[LISTED ENTRIES]
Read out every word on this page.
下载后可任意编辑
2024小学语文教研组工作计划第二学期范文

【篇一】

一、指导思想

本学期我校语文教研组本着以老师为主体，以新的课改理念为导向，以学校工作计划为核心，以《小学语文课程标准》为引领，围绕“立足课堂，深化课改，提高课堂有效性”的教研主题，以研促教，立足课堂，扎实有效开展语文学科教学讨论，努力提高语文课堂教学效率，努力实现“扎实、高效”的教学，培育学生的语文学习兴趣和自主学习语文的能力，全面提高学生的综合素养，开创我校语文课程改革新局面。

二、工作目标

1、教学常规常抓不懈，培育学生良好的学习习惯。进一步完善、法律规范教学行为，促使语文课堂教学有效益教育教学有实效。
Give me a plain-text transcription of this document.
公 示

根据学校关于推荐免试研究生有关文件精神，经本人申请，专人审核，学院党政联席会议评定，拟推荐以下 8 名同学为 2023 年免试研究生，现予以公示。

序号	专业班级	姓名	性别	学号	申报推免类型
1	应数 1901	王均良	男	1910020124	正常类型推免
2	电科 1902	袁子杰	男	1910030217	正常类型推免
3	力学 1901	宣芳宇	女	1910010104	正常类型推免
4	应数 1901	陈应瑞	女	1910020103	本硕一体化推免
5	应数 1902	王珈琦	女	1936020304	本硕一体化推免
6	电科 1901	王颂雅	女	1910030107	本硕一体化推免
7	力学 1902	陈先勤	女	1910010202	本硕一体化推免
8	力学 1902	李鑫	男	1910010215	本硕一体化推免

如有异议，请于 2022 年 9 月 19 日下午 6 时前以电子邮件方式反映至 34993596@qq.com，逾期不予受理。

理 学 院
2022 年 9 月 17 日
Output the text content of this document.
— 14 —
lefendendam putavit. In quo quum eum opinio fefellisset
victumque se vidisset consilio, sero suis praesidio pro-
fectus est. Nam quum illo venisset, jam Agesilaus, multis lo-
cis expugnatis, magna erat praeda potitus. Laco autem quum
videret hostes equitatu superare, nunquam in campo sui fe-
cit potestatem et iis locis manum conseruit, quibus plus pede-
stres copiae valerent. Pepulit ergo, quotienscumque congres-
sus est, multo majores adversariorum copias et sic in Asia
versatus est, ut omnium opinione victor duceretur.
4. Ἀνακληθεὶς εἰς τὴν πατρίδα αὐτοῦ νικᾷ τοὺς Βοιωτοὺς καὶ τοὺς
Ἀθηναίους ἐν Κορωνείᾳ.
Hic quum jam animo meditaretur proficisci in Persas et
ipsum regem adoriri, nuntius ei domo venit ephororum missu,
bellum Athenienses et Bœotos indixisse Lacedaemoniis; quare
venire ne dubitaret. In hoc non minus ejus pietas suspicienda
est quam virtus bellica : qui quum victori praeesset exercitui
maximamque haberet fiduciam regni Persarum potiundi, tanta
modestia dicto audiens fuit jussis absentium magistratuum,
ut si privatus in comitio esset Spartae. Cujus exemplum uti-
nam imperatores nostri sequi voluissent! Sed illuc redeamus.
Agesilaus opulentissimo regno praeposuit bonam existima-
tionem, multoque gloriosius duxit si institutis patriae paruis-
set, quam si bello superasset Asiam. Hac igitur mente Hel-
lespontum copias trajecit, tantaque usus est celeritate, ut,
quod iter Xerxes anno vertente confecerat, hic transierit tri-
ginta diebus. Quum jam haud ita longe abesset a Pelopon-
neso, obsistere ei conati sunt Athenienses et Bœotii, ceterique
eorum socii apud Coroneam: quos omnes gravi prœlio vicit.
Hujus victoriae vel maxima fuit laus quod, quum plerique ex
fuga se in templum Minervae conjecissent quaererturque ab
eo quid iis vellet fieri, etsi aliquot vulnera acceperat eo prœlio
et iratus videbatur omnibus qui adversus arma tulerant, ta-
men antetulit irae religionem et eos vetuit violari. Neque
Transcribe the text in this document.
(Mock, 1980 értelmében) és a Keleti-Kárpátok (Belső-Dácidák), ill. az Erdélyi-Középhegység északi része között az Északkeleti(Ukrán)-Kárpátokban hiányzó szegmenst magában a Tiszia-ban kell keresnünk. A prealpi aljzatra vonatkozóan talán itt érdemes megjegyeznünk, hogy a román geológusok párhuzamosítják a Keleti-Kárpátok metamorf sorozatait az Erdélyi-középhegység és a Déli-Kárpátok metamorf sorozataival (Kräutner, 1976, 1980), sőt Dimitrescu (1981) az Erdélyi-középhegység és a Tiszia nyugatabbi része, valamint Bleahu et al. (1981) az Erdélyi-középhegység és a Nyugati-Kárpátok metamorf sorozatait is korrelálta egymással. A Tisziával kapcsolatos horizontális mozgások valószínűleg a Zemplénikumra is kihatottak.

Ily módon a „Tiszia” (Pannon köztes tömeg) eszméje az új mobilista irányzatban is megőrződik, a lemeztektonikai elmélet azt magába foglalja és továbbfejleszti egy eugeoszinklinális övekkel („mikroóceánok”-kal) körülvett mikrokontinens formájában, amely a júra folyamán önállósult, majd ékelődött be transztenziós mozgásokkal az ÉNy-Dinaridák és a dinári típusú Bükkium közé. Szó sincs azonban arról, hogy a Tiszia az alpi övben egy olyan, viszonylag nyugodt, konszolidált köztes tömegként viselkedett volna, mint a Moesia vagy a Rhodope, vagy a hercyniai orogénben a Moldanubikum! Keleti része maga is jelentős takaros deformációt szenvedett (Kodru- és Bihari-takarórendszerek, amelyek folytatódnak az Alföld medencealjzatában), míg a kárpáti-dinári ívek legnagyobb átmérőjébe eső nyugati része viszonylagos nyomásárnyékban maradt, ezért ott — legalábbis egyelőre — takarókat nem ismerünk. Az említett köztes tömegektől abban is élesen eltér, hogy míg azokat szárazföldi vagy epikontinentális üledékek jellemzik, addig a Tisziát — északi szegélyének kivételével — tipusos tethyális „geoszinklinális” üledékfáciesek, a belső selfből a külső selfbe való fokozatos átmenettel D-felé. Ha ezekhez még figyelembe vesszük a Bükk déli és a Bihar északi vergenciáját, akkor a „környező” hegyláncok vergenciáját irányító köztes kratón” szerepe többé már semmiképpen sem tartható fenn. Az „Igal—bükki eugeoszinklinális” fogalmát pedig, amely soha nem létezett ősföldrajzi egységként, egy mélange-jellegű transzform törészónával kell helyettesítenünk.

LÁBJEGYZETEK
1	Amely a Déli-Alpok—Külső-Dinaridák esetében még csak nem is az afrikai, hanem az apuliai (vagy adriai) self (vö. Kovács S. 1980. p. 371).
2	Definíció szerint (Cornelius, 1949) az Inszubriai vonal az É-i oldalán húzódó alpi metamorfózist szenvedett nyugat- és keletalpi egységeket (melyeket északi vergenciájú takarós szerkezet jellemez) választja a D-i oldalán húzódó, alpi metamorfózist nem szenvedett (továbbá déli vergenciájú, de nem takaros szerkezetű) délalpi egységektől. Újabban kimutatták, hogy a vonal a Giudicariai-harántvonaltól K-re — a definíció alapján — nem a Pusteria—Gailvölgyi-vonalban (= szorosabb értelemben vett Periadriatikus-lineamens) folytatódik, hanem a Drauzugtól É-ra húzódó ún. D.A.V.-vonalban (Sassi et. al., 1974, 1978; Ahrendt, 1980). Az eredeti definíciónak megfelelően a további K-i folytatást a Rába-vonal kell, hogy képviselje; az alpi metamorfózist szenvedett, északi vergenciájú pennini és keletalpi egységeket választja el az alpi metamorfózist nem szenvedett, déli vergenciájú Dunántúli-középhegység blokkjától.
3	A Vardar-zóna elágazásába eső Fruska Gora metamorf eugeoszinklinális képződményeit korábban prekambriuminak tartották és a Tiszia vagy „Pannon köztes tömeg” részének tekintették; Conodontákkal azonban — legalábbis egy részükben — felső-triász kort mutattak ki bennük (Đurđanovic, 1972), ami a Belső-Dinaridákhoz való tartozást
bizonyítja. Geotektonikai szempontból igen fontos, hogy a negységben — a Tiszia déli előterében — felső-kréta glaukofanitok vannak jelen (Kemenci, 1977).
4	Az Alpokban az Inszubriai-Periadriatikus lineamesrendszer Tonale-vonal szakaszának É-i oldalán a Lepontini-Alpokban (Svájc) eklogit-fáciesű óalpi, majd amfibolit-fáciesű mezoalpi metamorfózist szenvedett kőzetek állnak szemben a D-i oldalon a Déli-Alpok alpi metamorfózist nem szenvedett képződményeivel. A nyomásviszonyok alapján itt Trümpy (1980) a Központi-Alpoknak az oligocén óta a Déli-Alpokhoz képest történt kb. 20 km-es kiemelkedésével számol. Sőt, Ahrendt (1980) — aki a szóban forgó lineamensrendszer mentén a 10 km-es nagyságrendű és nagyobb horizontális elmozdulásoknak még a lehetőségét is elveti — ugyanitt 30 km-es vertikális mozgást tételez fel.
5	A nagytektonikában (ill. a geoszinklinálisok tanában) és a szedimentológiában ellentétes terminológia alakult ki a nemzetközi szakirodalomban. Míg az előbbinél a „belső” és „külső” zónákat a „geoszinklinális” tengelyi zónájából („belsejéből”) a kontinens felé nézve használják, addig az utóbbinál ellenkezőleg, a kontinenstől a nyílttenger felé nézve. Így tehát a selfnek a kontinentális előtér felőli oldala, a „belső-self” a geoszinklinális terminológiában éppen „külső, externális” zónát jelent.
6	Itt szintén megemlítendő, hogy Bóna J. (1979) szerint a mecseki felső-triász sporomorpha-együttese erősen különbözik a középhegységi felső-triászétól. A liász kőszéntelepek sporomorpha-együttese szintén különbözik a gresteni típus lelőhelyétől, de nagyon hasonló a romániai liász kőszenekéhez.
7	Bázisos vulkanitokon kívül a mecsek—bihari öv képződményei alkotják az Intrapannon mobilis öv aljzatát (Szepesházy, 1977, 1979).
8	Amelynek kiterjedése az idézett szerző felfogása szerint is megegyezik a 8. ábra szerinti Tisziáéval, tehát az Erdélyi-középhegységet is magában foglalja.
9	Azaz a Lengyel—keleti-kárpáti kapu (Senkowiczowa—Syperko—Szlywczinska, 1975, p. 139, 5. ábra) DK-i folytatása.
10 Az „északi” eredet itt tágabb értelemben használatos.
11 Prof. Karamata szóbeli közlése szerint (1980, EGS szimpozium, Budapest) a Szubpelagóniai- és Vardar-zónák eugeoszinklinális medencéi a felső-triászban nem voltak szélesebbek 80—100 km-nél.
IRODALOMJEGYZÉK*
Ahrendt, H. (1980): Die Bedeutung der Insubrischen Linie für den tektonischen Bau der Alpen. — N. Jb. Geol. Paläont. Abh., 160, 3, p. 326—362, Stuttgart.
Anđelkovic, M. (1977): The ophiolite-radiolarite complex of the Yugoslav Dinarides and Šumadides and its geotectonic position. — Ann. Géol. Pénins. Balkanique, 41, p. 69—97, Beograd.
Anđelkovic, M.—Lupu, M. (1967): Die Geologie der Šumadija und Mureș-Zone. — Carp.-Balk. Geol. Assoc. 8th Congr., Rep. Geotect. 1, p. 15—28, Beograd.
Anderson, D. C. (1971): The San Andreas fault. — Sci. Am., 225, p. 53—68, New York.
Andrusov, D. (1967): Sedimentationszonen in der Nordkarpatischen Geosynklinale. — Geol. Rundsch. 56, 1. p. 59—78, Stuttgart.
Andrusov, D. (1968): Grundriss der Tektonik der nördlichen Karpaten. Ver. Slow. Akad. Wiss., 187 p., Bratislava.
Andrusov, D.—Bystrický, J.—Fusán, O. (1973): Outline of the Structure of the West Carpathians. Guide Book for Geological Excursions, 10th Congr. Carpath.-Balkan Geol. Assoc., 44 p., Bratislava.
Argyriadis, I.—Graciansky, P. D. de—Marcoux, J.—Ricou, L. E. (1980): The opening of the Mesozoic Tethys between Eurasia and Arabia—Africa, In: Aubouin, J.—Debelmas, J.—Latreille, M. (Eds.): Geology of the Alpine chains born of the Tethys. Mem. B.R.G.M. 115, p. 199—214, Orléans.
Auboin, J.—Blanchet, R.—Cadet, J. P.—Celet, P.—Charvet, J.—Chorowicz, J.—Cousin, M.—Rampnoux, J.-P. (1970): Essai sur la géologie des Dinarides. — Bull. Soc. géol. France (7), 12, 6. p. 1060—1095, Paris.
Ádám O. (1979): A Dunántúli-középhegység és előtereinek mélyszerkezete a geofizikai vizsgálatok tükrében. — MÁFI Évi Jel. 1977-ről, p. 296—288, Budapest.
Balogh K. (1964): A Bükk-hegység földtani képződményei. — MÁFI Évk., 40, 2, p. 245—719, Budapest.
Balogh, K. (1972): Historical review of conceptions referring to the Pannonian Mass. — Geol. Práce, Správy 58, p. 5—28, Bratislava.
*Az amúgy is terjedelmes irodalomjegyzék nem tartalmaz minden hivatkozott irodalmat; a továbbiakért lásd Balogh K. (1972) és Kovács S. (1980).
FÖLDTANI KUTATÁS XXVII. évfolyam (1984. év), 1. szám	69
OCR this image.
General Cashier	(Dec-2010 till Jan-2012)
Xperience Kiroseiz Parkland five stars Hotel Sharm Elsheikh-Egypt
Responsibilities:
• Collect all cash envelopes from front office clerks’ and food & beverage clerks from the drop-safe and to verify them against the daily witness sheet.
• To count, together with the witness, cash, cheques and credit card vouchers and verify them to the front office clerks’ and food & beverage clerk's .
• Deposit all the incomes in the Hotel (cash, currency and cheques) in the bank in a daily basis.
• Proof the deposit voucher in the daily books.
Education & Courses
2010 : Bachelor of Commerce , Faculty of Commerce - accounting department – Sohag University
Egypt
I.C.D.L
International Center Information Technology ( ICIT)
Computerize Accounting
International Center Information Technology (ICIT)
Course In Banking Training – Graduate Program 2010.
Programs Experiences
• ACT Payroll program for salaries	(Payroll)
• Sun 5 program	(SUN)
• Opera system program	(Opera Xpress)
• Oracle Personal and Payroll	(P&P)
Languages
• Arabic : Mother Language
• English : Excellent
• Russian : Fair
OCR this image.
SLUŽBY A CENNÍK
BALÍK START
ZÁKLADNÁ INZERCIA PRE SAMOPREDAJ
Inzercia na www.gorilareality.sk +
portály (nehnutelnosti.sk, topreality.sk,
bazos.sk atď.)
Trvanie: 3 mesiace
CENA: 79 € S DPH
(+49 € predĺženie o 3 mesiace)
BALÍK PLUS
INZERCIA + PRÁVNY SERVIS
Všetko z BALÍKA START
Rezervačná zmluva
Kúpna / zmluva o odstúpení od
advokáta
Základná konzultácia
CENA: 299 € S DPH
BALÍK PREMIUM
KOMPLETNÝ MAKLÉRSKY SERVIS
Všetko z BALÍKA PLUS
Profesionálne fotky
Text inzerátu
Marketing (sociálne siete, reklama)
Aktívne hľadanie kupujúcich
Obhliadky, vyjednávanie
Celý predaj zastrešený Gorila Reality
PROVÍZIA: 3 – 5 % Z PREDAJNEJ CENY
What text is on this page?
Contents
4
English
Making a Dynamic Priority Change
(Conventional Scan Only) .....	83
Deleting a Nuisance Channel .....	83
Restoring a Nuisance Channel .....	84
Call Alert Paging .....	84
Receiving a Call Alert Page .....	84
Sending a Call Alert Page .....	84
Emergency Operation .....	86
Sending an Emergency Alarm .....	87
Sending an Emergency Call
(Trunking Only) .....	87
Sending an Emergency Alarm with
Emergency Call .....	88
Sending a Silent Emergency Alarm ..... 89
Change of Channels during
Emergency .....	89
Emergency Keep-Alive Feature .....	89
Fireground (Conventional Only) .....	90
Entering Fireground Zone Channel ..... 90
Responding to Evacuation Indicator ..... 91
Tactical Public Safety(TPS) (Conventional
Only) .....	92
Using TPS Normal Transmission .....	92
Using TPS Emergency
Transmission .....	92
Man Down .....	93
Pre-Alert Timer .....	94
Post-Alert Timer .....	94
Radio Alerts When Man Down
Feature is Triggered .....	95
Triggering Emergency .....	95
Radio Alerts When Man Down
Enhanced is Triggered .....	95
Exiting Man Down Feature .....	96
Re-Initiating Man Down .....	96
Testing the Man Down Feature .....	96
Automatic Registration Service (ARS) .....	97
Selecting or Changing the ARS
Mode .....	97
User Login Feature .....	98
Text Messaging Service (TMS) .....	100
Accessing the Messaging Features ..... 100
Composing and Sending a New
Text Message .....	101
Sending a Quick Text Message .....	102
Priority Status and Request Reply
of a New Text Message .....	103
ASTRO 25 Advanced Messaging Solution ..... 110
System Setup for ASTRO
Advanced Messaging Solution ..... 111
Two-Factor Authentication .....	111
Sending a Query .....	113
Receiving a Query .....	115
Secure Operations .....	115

[WHAT IS EXPECTED] Copy each line that contains the word "Vardar".

[SOLUTION]
3	A Vardar-zóna elágazásába eső Fruska Gora metamorf eugeoszinklinális képződményeit korábban prekambriuminak tartották és a Tiszia vagy „Pannon köztes tömeg” részének tekintették; Conodontákkal azonban — legalábbis egy részükben — felső-triász kort mutattak ki bennük (Đurđanovic, 1972), ami a Belső-Dinaridákhoz való tartozást
11 Prof. Karamata szóbeli közlése szerint (1980, EGS szimpozium, Budapest) a Szubpelagóniai- és Vardar-zónák eugeoszinklinális medencéi a felső-triászban nem voltak szélesebbek 80—100 km-nél.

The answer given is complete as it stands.